Select, from the data, each line where "Incentive" occurs.
Start of DATA FOR THIS TASK
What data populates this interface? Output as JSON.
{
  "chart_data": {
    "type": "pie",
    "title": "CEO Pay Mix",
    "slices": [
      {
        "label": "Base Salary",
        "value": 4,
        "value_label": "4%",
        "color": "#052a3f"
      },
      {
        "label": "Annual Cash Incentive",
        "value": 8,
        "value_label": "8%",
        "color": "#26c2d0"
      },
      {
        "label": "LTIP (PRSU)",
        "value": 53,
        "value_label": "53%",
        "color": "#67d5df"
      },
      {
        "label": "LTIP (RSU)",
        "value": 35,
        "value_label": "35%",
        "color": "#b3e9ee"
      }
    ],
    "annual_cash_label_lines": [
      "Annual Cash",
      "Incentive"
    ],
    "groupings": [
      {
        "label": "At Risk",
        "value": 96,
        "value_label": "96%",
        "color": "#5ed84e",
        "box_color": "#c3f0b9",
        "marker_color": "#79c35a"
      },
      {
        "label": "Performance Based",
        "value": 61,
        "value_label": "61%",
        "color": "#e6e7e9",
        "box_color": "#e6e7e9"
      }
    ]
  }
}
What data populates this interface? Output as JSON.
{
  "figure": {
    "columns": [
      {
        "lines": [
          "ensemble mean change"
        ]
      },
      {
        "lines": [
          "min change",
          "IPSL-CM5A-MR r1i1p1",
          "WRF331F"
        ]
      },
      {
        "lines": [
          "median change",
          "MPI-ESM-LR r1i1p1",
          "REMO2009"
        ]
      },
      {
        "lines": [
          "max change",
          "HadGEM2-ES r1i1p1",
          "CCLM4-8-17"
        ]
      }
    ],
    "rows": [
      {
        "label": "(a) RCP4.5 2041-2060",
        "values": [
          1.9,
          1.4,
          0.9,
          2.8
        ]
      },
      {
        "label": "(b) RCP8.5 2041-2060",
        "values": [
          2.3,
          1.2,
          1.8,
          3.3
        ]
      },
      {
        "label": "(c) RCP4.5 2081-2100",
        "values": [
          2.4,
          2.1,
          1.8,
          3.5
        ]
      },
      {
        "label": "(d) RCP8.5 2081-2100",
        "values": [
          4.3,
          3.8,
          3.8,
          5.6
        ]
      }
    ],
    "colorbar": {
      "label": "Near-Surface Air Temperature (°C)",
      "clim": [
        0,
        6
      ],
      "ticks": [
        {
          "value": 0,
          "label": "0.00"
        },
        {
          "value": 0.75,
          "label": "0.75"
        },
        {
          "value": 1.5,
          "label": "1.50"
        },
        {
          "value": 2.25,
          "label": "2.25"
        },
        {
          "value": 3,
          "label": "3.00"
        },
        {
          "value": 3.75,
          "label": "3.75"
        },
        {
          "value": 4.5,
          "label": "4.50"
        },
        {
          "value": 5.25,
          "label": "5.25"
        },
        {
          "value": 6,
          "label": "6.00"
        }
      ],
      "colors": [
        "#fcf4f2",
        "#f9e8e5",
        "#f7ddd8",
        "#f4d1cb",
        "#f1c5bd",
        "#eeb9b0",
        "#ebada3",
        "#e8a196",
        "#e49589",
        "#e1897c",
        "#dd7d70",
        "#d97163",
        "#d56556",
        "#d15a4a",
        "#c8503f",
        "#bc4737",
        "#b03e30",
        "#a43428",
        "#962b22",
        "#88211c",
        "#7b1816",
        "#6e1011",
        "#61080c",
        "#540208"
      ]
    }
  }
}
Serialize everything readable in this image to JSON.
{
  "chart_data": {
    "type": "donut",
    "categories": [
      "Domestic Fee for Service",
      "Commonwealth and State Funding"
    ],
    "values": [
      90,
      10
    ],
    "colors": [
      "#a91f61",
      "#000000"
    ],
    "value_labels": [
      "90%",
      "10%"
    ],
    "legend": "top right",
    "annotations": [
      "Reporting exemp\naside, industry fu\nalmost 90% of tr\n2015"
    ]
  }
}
End of DATA FOR THIS TASK
RESPONSE TO THIS EXERCISE.
        "label": "Annual Cash Incentive",
      "Incentive"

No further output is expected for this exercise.